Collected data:
#####

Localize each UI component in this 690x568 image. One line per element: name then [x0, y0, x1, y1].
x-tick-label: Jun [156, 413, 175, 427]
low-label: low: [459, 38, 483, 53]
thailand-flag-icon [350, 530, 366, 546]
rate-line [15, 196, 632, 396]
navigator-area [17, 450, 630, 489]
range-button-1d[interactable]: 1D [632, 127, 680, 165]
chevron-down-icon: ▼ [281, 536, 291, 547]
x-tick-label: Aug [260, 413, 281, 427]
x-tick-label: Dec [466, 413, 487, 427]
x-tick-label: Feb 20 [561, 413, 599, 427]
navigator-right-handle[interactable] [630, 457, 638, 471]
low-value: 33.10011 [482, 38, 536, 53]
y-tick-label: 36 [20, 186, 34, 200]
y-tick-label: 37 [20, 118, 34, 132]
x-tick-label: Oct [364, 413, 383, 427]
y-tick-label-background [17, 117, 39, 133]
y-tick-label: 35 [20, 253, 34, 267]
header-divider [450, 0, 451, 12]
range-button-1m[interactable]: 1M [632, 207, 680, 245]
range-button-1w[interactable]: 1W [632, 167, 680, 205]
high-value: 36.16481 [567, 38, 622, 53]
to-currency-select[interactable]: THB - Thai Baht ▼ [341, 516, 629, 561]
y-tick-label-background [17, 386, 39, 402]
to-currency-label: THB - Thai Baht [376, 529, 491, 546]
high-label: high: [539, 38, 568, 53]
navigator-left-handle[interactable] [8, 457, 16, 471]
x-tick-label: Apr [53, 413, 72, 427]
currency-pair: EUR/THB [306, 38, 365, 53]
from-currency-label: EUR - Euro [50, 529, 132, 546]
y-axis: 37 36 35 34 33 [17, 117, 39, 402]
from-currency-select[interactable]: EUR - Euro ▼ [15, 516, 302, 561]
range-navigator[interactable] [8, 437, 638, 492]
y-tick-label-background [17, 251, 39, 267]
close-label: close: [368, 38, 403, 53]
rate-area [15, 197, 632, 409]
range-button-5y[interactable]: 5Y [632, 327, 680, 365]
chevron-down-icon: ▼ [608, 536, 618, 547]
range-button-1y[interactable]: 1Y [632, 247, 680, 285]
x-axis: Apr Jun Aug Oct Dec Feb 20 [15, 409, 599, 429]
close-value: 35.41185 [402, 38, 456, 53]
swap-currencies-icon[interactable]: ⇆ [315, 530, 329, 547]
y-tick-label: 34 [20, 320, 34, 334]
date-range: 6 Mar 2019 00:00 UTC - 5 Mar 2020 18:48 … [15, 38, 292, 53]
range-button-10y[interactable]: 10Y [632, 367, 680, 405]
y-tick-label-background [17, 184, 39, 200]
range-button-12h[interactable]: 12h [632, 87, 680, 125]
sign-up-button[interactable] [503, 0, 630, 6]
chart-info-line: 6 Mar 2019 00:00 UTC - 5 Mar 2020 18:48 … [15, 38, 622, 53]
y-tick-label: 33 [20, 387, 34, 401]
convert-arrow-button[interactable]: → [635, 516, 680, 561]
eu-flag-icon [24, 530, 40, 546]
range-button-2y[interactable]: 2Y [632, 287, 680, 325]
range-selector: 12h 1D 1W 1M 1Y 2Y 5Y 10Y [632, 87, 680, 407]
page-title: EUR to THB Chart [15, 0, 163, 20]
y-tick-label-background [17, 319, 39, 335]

#####

Directions for this task: Can you reproduce the records word for word, from the first line through the line that contains "rate-line [15, 196, 632, 396]"?

Solution for this exercise:
Localize each UI component in this 690x568 image. One line per element: name then [x0, y0, x1, y1].
x-tick-label: Jun [156, 413, 175, 427]
low-label: low: [459, 38, 483, 53]
thailand-flag-icon [350, 530, 366, 546]
rate-line [15, 196, 632, 396]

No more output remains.